To be done:
Reproduce, word for word, the portion of the hockey forum thread below between "Come on Boys" and "cup to CANADA.", inclusive.

Document section:
Well, see if anyone from the 67 leafs are still around (The Chief?), "lose" him, and then it's a sure thing!


----------



## darmil (11 Jun 2006)

I think its going to be like San Jose.Bring the cup home. GO OILERS GO!!


----------



## IN HOC SIGNO (11 Jun 2006)

MikeH said:
			
		

> I think its going to be like San Jose.Bring the cup home. GO OILERS GO!!



Hope so...go oilers.


----------



## Booked_Spice (11 Jun 2006)

We won.. without Rollie. ( I still miss him)

However just goes to show that we can step it up as a team and pull it off

Come on Boys lets bring it home.. GO OILERS


----------



## Leonidio (12 Jun 2006)

I have ALOT of faith in the oilers,the dedication and motivation these guys have gave them the chance to be in the final,and I hope,I really hope they bring the cup to CANADA.


----------



## Gunner (12 Jun 2006)

1-1 after 1.  Oilers dominating but they need to shoot the puck at the net...where's their powerplay!


----------



## Pea (12 Jun 2006)

Gunner said:
			
		

> 1-1 after 1.  Oilers dominating but they need to shoot the puck at the net...where's their powerplay!



Exactly!! Lets go Oilers!! ANother great round of anthems too!


----------



## AKA Sam (12 Jun 2006)

Gunner said:
			
		

> 1-1 after 1.  Oilers dominating but they need to shoot the puck at the net...where's their powerplay!



It's so frustrating to watch!!!  I had to leave the room!  QUIT PASSING AND JUST SHOOT THE D*MN PUCK PUHLEASE!


----------



## Gunner (12 Jun 2006)

Listed entries:
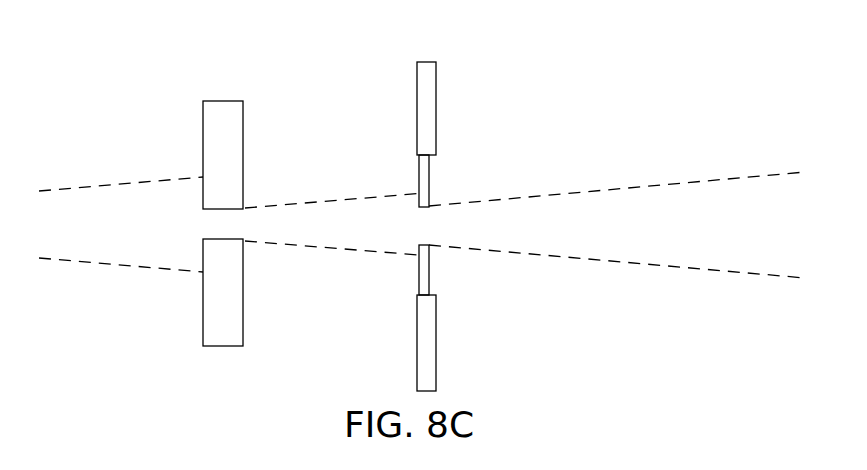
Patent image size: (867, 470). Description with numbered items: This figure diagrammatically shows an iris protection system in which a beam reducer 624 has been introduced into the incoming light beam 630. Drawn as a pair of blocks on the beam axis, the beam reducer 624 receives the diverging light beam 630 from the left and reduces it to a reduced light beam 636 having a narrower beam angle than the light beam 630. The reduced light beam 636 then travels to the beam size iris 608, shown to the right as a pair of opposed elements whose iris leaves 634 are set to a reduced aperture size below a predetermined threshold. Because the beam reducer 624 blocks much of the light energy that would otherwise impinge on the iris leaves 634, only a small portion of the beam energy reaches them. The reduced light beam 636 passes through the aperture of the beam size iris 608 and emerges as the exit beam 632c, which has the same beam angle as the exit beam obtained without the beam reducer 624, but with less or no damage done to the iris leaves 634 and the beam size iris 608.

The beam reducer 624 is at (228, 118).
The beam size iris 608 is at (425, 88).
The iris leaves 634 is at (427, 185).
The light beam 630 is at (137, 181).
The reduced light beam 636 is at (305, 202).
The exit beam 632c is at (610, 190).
* * *
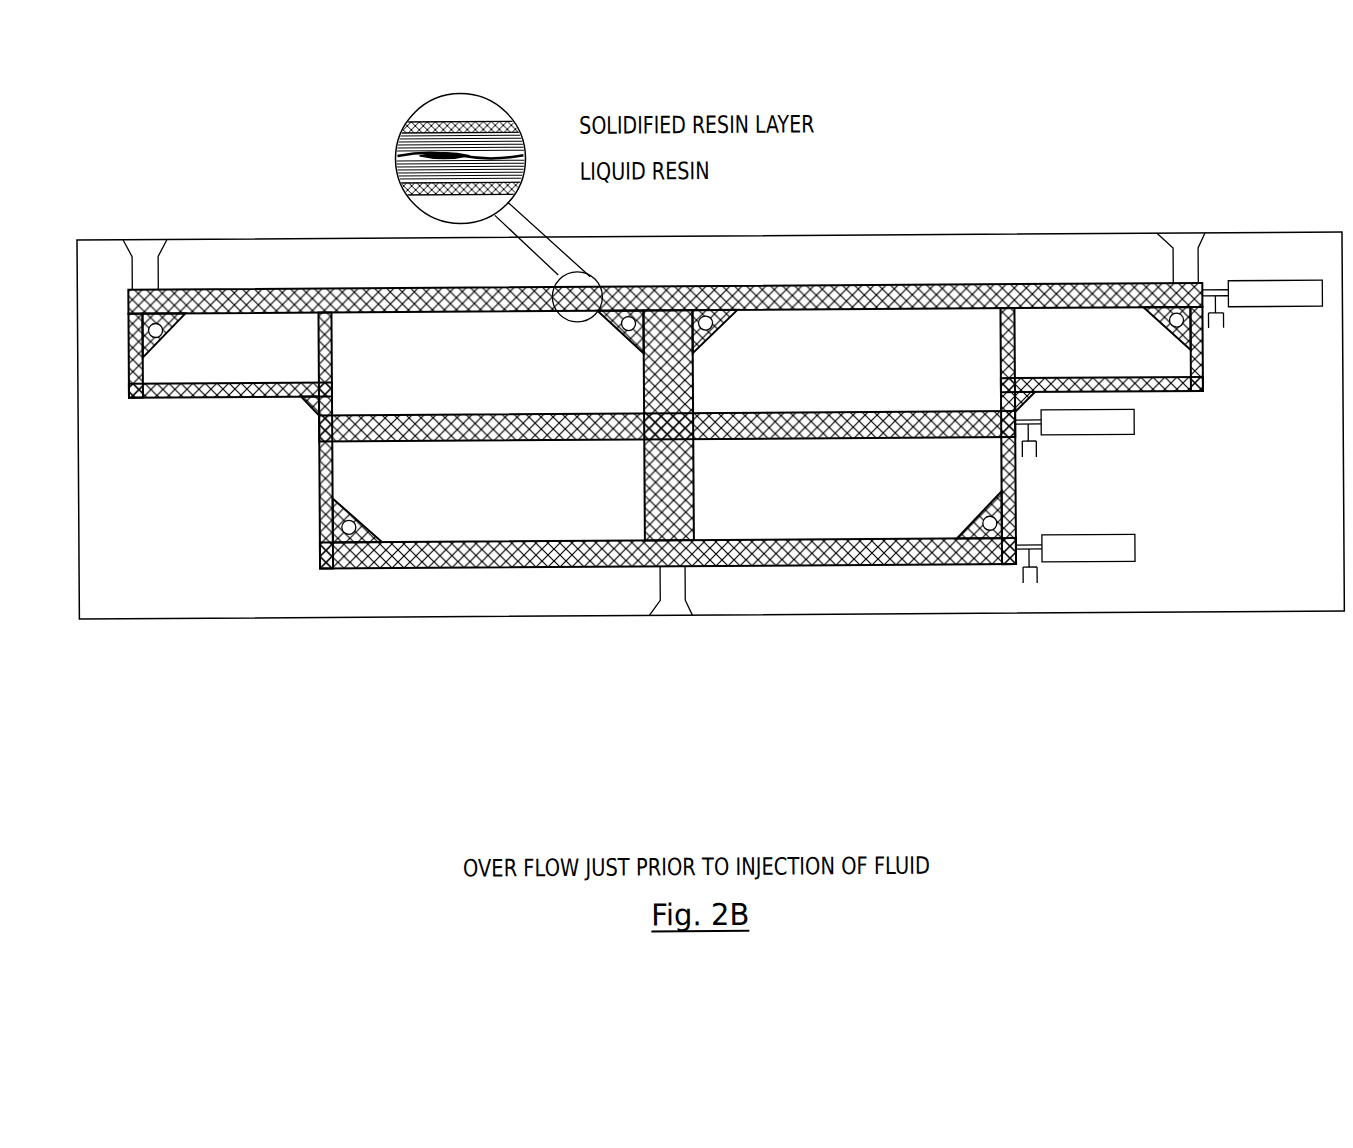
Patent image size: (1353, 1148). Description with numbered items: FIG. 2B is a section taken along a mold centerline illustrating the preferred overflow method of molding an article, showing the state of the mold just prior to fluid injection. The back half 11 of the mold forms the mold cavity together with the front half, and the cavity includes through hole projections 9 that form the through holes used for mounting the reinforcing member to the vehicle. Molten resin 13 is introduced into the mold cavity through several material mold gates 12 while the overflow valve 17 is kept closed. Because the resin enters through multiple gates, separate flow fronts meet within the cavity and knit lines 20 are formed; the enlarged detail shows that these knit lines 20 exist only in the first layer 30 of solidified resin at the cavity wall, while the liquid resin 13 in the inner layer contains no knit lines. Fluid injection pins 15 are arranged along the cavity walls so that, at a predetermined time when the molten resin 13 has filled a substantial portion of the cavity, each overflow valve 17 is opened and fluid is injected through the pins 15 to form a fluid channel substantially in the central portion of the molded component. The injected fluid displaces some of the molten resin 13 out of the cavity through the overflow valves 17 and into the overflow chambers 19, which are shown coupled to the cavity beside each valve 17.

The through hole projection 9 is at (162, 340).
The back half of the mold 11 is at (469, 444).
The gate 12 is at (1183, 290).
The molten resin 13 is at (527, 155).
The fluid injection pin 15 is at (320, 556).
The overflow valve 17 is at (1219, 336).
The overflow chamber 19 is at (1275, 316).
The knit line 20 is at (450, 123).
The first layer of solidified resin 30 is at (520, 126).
==
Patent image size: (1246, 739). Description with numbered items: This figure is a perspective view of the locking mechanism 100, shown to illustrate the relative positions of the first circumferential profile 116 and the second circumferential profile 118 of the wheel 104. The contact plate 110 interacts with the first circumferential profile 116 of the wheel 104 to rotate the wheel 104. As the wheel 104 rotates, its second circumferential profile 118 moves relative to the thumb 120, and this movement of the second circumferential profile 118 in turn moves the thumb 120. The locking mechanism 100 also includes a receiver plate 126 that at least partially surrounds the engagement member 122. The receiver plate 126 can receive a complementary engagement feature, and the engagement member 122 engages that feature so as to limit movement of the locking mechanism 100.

The result:
Come on Boys lets bring it home.. GO OILERS


----------



## Leonidio (12 Jun 2006)

I have ALOT of faith in the oilers,the dedication and motivation these guys have gave them the chance to be in the final,and I hope,I really hope they bring the cup to CANADA.